→ **Stated task**: Copy the rows below with "bounding boxes" swapped for "coordinates" everywhere it occurs, leaving everything else unchanged, and leave out the pictures.
______
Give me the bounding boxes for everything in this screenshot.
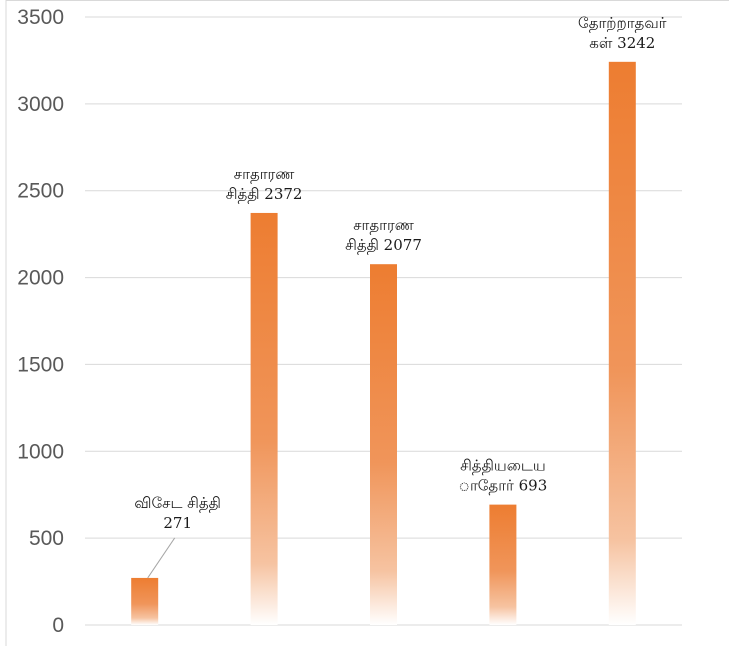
y-tick-label: 3000 bbox=[17, 93, 64, 116]
data-label: சாதாரண bbox=[234, 165, 295, 183]
bars bbox=[131, 61, 636, 625]
bar bbox=[131, 577, 159, 625]
bar bbox=[370, 264, 397, 625]
data-label: சித்தி 2372 bbox=[226, 185, 303, 203]
data-labels: விசேட சித்தி 271 சாதாரண சித்தி 2372 சாதாரண சி… bbox=[134, 14, 667, 579]
y-tick-label: 0 bbox=[52, 614, 64, 637]
data-label: தோற்றாதவர் bbox=[578, 14, 667, 32]
data-label: சித்தியடைய bbox=[460, 457, 546, 475]
data-label: ாதோர் 693 bbox=[459, 477, 548, 495]
bar bbox=[608, 61, 636, 625]
y-tick-label: 1500 bbox=[17, 353, 64, 376]
data-label: சாதாரண bbox=[353, 216, 414, 234]
data-label: 271 bbox=[163, 514, 192, 532]
y-tick-label: 3500 bbox=[17, 6, 64, 29]
y-axis: 0 500 1000 1500 2000 2500 3000 3500 bbox=[17, 6, 64, 637]
y-tick-label: 2000 bbox=[17, 267, 64, 290]
data-label: விசேட சித்தி bbox=[134, 494, 221, 512]
y-tick-label: 2500 bbox=[17, 180, 64, 203]
bar bbox=[250, 212, 278, 625]
y-tick-label: 500 bbox=[29, 527, 64, 550]
data-label: கள் 3242 bbox=[589, 34, 655, 52]
leader-line bbox=[147, 537, 176, 579]
bar bbox=[489, 504, 517, 625]
y-tick-label: 1000 bbox=[17, 440, 64, 463]
data-label: சித்தி 2077 bbox=[345, 236, 422, 254]
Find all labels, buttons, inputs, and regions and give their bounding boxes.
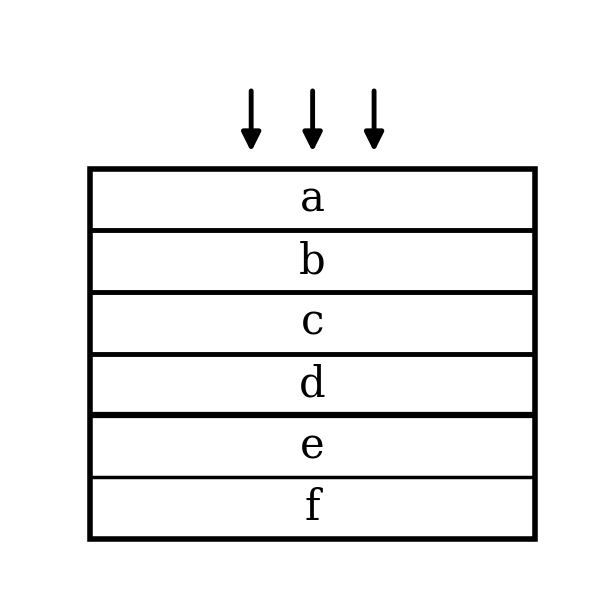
______
→ **Answer to this task**:
Give me the coordinates for everything in this screenshot.
y-tick-label: 3000 bbox=[17, 93, 64, 116]
data-label: சாதாரண bbox=[234, 165, 295, 183]
bars bbox=[131, 61, 636, 625]
bar bbox=[131, 577, 159, 625]
bar bbox=[370, 264, 397, 625]
data-label: சித்தி 2372 bbox=[226, 185, 303, 203]
data-labels: விசேட சித்தி 271 சாதாரண சித்தி 2372 சாதாரண சி… bbox=[134, 14, 667, 579]
y-tick-label: 0 bbox=[52, 614, 64, 637]
data-label: தோற்றாதவர் bbox=[578, 14, 667, 32]
data-label: சித்தியடைய bbox=[460, 457, 546, 475]
data-label: ாதோர் 693 bbox=[459, 477, 548, 495]
bar bbox=[608, 61, 636, 625]
y-tick-label: 1500 bbox=[17, 353, 64, 376]
data-label: சாதாரண bbox=[353, 216, 414, 234]
data-label: 271 bbox=[163, 514, 192, 532]
y-tick-label: 3500 bbox=[17, 6, 64, 29]
y-axis: 0 500 1000 1500 2000 2500 3000 3500 bbox=[17, 6, 64, 637]
y-tick-label: 2000 bbox=[17, 267, 64, 290]
data-label: விசேட சித்தி bbox=[134, 494, 221, 512]
y-tick-label: 2500 bbox=[17, 180, 64, 203]
bar bbox=[250, 212, 278, 625]
y-tick-label: 500 bbox=[29, 527, 64, 550]
data-label: கள் 3242 bbox=[589, 34, 655, 52]
leader-line bbox=[147, 537, 176, 579]
bar bbox=[489, 504, 517, 625]
y-tick-label: 1000 bbox=[17, 440, 64, 463]
data-label: சித்தி 2077 bbox=[345, 236, 422, 254]
Find all labels, buttons, inputs, and regions and give their coordinates.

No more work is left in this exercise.